Objective:
Copy out every line of the records below word for word, keeping each name and its bracketed numbers unchanged.

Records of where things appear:
────────────────────

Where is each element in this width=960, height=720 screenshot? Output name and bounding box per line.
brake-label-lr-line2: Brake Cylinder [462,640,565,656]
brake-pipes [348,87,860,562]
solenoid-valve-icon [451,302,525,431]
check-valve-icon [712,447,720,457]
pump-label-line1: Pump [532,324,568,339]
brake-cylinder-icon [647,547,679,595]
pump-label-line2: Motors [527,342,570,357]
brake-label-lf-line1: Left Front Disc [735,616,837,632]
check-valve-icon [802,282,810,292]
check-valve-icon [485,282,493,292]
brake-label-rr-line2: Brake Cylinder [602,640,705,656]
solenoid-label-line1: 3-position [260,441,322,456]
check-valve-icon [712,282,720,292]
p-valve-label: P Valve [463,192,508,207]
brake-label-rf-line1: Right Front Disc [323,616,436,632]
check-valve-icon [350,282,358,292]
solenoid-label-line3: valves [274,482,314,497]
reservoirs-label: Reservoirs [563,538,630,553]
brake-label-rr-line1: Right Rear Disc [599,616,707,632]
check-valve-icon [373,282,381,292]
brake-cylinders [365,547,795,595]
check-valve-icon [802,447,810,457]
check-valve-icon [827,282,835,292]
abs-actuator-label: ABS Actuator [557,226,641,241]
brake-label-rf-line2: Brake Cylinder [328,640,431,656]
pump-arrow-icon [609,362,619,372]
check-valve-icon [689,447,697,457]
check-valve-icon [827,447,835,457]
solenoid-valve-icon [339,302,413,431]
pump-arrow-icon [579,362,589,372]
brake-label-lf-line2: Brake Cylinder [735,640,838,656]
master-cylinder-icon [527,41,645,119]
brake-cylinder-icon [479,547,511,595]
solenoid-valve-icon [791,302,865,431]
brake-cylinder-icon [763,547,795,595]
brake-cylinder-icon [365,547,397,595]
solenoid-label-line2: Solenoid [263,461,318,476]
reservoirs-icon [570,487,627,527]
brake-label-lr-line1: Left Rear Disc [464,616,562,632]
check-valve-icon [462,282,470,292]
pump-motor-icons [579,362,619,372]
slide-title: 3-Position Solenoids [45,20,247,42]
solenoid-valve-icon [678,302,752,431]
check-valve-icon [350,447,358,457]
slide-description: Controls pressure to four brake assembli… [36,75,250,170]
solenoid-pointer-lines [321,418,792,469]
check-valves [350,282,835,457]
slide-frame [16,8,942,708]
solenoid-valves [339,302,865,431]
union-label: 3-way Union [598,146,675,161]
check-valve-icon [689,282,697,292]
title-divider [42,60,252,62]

────────────────────

Written answer:
Where is each element in this width=960, height=720 screenshot? Output name and bounding box per line.
brake-label-lr-line2: Brake Cylinder [462,640,565,656]
brake-pipes [348,87,860,562]
solenoid-valve-icon [451,302,525,431]
check-valve-icon [712,447,720,457]
pump-label-line1: Pump [532,324,568,339]
brake-cylinder-icon [647,547,679,595]
pump-label-line2: Motors [527,342,570,357]
brake-label-lf-line1: Left Front Disc [735,616,837,632]
check-valve-icon [802,282,810,292]
check-valve-icon [485,282,493,292]
brake-label-rr-line2: Brake Cylinder [602,640,705,656]
solenoid-label-line1: 3-position [260,441,322,456]
check-valve-icon [712,282,720,292]
p-valve-label: P Valve [463,192,508,207]
brake-label-rf-line1: Right Front Disc [323,616,436,632]
check-valve-icon [350,282,358,292]
solenoid-label-line3: valves [274,482,314,497]
reservoirs-label: Reservoirs [563,538,630,553]
brake-label-rr-line1: Right Rear Disc [599,616,707,632]
check-valve-icon [373,282,381,292]
brake-cylinders [365,547,795,595]
check-valve-icon [802,447,810,457]
check-valve-icon [827,282,835,292]
abs-actuator-label: ABS Actuator [557,226,641,241]
brake-label-rf-line2: Brake Cylinder [328,640,431,656]
pump-arrow-icon [609,362,619,372]
check-valve-icon [689,447,697,457]
check-valve-icon [827,447,835,457]
solenoid-valve-icon [339,302,413,431]
pump-arrow-icon [579,362,589,372]
brake-label-lf-line2: Brake Cylinder [735,640,838,656]
master-cylinder-icon [527,41,645,119]
brake-cylinder-icon [479,547,511,595]
solenoid-valve-icon [791,302,865,431]
brake-cylinder-icon [763,547,795,595]
brake-cylinder-icon [365,547,397,595]
solenoid-label-line2: Solenoid [263,461,318,476]
reservoirs-icon [570,487,627,527]
brake-label-lr-line1: Left Rear Disc [464,616,562,632]
check-valve-icon [462,282,470,292]
pump-motor-icons [579,362,619,372]
slide-title: 3-Position Solenoids [45,20,247,42]
solenoid-valve-icon [678,302,752,431]
check-valve-icon [350,447,358,457]
slide-description: Controls pressure to four brake assembli… [36,75,250,170]
solenoid-pointer-lines [321,418,792,469]
check-valves [350,282,835,457]
slide-frame [16,8,942,708]
solenoid-valves [339,302,865,431]
union-label: 3-way Union [598,146,675,161]
check-valve-icon [689,282,697,292]
title-divider [42,60,252,62]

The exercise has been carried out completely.